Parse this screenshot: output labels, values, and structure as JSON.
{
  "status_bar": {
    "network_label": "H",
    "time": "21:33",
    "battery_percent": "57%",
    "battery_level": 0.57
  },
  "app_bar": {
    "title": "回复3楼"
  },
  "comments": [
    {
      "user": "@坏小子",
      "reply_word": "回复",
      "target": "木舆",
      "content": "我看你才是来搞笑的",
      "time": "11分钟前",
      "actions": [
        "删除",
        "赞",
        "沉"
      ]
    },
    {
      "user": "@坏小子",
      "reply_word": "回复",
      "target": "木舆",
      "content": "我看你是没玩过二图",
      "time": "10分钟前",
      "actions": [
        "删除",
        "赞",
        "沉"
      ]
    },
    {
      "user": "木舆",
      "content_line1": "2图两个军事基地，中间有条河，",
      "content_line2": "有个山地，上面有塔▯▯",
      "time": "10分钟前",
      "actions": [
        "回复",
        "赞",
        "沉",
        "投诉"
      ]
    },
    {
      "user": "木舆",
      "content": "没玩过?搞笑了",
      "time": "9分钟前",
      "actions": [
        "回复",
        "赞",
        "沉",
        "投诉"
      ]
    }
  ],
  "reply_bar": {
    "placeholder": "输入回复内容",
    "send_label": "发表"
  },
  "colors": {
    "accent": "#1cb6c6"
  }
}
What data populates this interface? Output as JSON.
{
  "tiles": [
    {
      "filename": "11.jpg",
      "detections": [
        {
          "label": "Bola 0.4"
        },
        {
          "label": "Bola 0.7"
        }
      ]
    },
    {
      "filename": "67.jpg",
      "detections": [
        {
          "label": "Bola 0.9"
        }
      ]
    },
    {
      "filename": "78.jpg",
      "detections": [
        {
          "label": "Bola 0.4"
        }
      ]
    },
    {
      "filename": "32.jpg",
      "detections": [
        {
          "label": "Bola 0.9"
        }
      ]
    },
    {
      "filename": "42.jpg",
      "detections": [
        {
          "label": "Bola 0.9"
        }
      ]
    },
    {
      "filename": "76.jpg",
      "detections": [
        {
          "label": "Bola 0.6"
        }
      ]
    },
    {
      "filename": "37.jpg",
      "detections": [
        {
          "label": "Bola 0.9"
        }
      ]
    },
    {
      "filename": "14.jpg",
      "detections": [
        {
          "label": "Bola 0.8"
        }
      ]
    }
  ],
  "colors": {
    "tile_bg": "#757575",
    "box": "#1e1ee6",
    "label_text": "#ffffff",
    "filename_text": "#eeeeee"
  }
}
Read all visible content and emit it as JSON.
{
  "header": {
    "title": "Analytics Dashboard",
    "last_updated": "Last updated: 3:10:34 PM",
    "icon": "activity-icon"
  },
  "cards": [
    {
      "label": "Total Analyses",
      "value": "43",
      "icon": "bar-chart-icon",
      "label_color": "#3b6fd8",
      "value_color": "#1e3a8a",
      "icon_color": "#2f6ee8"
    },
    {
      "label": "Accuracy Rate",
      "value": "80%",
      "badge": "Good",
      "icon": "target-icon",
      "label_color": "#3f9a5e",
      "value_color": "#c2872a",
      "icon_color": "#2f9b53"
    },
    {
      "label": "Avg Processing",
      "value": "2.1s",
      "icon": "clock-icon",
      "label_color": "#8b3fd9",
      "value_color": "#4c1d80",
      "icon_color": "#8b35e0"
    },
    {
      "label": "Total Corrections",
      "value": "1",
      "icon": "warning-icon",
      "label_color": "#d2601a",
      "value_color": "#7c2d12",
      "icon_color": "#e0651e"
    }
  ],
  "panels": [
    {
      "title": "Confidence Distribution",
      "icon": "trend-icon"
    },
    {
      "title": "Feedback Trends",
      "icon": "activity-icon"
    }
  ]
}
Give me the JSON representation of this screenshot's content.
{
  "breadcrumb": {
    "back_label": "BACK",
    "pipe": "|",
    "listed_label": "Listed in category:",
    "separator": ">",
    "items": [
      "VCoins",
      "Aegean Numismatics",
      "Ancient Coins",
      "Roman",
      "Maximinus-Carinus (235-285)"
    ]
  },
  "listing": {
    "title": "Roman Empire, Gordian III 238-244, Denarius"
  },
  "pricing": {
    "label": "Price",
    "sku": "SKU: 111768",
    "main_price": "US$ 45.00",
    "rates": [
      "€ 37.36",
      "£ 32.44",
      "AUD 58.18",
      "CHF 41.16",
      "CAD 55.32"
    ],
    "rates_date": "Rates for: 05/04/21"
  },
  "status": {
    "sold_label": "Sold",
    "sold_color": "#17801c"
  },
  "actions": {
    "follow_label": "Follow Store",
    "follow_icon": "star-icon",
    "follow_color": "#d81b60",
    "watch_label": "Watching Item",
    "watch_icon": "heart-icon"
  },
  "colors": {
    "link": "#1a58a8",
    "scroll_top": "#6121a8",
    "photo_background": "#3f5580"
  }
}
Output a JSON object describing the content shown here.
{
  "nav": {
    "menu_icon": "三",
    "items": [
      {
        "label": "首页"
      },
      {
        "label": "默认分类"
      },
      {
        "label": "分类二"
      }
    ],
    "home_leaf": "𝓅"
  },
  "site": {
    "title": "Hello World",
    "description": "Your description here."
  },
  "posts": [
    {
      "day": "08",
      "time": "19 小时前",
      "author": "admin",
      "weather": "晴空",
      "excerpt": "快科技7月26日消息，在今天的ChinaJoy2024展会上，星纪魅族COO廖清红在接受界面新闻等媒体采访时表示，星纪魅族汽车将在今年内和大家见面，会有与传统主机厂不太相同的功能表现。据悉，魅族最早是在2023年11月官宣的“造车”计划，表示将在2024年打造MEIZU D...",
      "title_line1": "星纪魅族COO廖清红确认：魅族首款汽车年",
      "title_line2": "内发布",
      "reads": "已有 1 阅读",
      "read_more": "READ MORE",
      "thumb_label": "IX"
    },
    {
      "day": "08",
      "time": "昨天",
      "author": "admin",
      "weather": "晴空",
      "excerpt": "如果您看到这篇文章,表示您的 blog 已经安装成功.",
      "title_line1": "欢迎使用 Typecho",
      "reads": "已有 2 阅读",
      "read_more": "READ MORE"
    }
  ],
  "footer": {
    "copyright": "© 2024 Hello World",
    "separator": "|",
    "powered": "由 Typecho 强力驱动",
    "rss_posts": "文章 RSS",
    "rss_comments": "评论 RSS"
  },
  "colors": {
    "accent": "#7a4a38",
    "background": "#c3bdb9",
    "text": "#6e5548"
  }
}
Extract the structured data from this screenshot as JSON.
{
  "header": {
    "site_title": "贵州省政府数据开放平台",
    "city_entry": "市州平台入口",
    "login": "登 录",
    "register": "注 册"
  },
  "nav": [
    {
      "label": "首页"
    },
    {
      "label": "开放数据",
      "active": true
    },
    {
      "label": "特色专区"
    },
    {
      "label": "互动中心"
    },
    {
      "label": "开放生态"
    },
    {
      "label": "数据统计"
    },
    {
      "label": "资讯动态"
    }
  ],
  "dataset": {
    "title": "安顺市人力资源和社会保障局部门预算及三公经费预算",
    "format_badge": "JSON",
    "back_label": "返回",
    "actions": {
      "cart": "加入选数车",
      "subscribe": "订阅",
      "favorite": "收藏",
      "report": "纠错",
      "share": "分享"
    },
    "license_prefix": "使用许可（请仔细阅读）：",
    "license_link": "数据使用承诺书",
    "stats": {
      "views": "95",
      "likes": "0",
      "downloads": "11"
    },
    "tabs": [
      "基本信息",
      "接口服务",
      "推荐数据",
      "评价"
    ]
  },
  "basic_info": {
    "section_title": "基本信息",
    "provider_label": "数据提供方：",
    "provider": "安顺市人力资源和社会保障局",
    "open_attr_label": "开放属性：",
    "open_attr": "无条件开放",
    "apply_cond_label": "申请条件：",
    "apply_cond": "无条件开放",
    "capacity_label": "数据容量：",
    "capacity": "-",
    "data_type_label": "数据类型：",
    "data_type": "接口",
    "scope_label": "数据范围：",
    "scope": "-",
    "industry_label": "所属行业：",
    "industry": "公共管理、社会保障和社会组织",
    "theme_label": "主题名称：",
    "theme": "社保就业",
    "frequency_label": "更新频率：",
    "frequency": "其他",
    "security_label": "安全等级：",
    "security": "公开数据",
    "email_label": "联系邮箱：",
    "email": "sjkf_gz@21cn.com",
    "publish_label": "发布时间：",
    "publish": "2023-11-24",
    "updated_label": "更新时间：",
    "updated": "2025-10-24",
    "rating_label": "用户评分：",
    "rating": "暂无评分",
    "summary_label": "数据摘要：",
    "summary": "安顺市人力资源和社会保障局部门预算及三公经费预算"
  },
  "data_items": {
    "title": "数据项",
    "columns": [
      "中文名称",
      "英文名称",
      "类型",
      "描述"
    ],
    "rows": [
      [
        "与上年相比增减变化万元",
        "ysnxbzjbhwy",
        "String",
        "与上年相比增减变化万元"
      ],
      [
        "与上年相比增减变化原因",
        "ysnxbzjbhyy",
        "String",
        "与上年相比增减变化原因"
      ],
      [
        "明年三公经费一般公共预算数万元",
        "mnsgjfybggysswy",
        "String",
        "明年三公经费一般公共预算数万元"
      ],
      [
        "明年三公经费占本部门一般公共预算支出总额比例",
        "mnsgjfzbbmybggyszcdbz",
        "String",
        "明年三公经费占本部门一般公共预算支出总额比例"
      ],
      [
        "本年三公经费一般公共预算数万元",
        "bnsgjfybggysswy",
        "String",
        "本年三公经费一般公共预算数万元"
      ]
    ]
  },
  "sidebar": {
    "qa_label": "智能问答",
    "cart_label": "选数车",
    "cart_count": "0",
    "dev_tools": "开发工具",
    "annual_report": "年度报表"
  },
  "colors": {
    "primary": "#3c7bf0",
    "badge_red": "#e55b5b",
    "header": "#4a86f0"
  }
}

==================================================

▶ _Aim_: Each line containing the word "明年三公经费一般公共预算数万元" counts once; report the total alone.

▶ _Exercise output_: 2